EXCERPTED DATA -
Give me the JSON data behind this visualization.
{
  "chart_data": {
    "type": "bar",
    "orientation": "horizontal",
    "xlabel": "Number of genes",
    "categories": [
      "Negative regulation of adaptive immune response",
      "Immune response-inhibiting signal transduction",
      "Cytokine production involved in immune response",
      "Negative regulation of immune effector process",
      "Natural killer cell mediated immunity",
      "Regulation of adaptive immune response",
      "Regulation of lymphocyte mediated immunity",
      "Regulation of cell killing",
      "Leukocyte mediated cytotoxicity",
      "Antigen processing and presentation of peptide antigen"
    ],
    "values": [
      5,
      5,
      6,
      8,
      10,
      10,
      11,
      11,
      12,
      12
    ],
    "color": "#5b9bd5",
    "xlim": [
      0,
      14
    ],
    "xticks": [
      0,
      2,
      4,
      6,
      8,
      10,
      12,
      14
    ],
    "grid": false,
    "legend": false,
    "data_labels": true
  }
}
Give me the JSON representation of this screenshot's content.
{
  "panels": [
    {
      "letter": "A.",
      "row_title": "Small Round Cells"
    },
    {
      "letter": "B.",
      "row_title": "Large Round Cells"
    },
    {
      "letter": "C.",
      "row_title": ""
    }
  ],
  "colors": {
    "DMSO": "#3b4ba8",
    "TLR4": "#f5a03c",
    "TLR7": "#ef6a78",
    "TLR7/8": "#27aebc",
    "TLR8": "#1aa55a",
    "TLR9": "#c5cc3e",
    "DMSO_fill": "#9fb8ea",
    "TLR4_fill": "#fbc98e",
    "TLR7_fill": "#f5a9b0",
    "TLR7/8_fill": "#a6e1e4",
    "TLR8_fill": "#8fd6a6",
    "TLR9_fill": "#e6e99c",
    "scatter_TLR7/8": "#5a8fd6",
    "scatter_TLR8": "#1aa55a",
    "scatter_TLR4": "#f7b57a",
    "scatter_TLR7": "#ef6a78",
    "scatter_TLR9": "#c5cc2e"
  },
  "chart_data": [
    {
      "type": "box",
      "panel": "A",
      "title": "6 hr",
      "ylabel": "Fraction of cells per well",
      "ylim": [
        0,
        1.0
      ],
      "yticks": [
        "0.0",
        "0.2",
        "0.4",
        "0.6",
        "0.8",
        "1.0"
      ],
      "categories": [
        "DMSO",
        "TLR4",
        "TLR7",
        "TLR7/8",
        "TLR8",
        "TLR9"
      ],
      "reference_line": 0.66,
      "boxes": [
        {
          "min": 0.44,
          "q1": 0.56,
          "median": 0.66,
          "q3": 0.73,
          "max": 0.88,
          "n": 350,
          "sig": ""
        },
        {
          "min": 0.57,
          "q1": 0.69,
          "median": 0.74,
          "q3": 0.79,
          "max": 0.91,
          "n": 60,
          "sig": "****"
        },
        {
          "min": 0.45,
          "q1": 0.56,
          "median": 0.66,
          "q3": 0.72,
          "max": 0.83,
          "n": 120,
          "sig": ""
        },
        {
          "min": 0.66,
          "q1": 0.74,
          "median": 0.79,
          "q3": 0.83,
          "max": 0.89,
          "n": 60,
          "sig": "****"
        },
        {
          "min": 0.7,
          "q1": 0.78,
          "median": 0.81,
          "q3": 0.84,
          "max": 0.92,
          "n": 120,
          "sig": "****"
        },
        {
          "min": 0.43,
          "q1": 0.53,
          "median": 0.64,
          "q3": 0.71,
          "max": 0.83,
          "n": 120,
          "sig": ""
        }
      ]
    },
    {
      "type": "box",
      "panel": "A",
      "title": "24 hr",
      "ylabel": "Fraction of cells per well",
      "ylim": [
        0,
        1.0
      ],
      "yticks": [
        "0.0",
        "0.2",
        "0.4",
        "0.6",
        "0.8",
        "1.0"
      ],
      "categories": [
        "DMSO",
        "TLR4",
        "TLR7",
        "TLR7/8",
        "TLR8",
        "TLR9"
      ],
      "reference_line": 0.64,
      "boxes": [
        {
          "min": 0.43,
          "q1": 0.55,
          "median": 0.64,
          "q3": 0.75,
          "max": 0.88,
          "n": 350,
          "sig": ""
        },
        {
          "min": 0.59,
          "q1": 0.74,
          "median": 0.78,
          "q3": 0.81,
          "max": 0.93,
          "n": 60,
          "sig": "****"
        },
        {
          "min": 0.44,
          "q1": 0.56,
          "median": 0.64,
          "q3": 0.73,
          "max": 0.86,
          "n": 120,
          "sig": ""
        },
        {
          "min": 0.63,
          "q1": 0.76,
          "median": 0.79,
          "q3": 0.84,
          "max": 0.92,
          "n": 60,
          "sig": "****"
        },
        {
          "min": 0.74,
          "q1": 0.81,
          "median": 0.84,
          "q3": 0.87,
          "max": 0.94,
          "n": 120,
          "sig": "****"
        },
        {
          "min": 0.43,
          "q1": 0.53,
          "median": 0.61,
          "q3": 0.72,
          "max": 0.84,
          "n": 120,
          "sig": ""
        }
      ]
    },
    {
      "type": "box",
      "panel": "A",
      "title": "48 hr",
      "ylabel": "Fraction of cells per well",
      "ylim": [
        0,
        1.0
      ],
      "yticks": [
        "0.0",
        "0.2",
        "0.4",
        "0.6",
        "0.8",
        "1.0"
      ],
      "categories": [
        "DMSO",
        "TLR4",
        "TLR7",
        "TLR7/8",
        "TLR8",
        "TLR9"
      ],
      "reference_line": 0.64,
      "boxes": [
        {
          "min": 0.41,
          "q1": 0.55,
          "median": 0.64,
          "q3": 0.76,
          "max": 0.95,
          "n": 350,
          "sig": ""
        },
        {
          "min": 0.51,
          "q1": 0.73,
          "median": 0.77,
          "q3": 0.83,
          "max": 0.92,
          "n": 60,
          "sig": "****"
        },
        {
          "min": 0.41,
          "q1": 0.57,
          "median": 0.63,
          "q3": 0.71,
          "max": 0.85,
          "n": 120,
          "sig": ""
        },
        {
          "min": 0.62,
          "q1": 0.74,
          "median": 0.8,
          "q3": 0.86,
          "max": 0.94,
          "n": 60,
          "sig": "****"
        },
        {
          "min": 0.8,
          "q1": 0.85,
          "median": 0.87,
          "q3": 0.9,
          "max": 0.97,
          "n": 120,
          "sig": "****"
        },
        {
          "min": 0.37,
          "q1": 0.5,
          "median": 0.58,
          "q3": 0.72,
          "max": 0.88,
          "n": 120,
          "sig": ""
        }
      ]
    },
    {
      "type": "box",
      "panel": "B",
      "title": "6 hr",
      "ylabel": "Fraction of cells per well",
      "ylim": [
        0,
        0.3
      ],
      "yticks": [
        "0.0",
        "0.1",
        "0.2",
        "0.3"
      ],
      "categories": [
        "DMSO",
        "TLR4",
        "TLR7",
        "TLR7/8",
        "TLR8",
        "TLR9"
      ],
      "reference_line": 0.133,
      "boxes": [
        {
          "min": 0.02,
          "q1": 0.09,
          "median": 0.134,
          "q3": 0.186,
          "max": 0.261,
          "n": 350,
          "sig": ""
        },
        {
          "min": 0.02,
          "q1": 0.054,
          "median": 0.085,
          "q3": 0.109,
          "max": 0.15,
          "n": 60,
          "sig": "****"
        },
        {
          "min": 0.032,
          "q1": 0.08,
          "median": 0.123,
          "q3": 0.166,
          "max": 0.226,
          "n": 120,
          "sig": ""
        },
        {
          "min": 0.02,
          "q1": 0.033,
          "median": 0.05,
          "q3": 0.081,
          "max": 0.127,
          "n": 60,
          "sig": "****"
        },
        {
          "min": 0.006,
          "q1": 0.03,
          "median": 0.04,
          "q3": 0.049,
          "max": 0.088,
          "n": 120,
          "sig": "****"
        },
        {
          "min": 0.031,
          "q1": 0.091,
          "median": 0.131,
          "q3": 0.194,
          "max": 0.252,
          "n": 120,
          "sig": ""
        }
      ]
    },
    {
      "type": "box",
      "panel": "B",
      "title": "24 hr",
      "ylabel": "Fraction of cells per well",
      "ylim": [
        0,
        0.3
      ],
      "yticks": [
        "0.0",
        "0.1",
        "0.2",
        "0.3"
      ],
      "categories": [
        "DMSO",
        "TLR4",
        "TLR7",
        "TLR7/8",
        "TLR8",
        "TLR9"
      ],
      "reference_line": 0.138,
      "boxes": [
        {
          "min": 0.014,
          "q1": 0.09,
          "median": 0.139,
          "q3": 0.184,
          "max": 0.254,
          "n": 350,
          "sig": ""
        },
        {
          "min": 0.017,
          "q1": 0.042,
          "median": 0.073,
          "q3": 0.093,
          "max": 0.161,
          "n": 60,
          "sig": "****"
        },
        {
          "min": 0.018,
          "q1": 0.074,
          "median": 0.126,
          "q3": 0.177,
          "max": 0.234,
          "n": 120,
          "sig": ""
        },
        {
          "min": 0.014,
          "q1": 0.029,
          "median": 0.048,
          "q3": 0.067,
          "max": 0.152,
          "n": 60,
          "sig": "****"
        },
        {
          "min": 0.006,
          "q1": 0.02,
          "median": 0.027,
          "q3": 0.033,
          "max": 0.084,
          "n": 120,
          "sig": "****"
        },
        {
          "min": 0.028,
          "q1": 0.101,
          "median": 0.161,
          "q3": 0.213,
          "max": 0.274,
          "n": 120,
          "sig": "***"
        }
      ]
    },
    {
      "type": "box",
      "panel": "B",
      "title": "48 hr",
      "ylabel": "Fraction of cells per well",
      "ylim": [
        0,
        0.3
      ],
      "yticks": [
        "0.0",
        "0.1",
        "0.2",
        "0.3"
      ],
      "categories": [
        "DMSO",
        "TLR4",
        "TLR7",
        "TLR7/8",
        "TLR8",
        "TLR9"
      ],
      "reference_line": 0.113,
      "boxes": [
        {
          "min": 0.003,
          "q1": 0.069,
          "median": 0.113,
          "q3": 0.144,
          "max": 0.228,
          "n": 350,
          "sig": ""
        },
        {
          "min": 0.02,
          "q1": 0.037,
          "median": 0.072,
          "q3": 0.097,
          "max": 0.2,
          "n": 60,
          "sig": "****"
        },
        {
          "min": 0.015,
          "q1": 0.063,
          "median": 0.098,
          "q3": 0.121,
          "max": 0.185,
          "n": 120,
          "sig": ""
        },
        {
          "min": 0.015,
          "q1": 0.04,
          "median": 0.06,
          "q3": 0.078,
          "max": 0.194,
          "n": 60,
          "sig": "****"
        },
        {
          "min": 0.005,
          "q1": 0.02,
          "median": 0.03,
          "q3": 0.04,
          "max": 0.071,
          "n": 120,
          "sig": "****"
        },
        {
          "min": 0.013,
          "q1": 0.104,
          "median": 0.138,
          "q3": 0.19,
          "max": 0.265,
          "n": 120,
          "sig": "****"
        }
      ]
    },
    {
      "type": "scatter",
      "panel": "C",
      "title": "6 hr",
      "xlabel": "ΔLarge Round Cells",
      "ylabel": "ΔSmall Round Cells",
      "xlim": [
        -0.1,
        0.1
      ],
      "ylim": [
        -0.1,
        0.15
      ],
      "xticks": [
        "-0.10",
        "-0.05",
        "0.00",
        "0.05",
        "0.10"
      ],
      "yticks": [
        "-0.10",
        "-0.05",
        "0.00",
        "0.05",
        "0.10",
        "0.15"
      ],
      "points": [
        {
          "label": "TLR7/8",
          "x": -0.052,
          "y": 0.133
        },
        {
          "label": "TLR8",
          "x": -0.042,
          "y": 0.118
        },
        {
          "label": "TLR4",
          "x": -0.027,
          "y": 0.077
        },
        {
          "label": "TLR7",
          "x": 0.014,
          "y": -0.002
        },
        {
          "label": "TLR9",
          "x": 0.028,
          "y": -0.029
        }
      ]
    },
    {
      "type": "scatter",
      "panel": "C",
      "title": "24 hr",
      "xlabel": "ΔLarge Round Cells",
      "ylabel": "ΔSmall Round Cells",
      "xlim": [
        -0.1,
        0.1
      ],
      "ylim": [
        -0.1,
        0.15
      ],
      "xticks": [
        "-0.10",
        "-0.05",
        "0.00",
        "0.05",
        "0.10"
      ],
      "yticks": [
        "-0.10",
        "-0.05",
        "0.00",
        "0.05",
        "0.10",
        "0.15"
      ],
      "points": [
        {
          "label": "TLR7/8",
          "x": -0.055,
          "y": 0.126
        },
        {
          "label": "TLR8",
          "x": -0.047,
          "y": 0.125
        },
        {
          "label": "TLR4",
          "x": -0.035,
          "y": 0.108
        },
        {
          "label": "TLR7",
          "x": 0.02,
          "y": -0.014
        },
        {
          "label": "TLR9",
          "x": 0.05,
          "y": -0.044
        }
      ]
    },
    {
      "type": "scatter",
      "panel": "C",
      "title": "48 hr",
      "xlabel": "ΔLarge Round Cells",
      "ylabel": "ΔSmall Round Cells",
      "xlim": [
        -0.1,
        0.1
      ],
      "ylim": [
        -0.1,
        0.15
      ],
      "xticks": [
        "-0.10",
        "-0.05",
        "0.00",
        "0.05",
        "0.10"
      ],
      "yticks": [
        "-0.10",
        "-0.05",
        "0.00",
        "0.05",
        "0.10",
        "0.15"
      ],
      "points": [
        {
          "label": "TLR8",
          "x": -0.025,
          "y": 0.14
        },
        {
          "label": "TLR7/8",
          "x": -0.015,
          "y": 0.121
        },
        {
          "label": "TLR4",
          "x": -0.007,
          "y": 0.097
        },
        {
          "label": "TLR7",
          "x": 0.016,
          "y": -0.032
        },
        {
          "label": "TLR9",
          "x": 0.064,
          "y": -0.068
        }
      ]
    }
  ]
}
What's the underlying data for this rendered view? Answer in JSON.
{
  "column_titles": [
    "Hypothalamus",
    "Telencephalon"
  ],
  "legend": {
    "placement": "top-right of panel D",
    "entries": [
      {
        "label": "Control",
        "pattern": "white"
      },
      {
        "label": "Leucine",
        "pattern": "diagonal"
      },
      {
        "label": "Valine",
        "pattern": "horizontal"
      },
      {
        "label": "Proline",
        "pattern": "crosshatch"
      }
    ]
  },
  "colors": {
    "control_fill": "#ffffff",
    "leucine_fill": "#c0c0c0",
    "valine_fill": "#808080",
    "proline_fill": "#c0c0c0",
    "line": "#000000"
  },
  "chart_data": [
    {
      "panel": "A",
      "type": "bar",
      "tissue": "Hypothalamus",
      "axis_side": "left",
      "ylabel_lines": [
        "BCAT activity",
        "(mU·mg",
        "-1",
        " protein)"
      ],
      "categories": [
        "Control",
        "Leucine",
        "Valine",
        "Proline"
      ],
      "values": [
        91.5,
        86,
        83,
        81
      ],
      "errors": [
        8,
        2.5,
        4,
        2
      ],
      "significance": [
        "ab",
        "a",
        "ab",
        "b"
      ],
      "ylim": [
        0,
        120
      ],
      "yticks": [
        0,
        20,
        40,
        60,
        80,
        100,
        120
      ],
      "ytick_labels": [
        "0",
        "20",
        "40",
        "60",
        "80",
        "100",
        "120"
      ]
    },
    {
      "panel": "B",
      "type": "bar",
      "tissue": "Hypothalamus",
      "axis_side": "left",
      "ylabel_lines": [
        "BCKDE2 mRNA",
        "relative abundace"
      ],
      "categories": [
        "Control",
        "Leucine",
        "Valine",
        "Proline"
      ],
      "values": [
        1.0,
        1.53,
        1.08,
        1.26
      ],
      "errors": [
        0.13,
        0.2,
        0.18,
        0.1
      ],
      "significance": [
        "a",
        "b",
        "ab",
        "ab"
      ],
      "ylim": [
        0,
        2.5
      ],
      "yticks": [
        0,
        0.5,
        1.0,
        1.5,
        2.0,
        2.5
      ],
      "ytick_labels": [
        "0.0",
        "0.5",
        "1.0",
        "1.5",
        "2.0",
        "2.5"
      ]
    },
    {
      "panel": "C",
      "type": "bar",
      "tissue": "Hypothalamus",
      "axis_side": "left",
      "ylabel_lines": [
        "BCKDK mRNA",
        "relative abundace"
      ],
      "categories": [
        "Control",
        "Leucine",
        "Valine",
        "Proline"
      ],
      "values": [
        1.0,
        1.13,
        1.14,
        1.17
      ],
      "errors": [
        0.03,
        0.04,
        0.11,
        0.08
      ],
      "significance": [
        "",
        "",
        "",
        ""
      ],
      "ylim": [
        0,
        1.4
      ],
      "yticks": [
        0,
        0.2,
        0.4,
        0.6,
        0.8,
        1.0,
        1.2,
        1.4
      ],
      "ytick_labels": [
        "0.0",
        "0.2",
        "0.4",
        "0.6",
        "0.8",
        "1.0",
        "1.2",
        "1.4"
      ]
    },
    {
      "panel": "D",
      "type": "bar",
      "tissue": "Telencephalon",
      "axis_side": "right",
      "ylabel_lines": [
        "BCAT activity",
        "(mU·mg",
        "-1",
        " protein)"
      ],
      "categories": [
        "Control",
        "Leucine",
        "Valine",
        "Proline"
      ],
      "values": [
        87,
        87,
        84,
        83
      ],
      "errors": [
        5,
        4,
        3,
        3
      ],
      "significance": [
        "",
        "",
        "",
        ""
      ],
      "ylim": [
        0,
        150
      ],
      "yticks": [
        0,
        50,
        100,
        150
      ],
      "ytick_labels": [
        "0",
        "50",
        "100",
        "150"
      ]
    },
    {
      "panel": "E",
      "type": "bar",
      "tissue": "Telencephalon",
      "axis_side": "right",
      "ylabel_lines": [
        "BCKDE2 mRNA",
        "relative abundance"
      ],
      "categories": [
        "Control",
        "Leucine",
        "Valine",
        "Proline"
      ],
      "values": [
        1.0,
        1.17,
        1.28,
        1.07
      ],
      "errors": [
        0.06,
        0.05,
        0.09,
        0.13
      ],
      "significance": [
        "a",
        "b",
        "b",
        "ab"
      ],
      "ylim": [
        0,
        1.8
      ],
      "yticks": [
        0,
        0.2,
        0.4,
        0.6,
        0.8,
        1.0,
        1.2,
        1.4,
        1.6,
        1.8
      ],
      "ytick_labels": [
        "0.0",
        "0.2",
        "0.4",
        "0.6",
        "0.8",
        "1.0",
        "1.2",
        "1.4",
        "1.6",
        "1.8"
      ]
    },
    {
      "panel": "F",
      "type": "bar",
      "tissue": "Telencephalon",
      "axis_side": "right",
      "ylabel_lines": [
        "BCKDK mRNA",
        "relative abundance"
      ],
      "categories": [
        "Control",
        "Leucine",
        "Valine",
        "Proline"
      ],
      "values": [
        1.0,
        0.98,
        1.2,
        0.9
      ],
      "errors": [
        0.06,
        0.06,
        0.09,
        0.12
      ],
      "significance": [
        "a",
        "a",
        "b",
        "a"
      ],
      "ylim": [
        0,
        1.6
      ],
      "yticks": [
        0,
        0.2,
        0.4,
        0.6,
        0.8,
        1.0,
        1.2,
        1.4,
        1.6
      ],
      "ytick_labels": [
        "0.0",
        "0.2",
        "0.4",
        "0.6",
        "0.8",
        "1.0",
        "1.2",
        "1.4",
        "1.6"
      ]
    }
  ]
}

WHAT THIS TASK INVOLVES -
Copy out all lines of the material above in which "pattern" occurs.

SOLUTION FOR THIS TASK -
        "pattern": "white"
        "pattern": "diagonal"
        "pattern": "horizontal"
        "pattern": "crosshatch"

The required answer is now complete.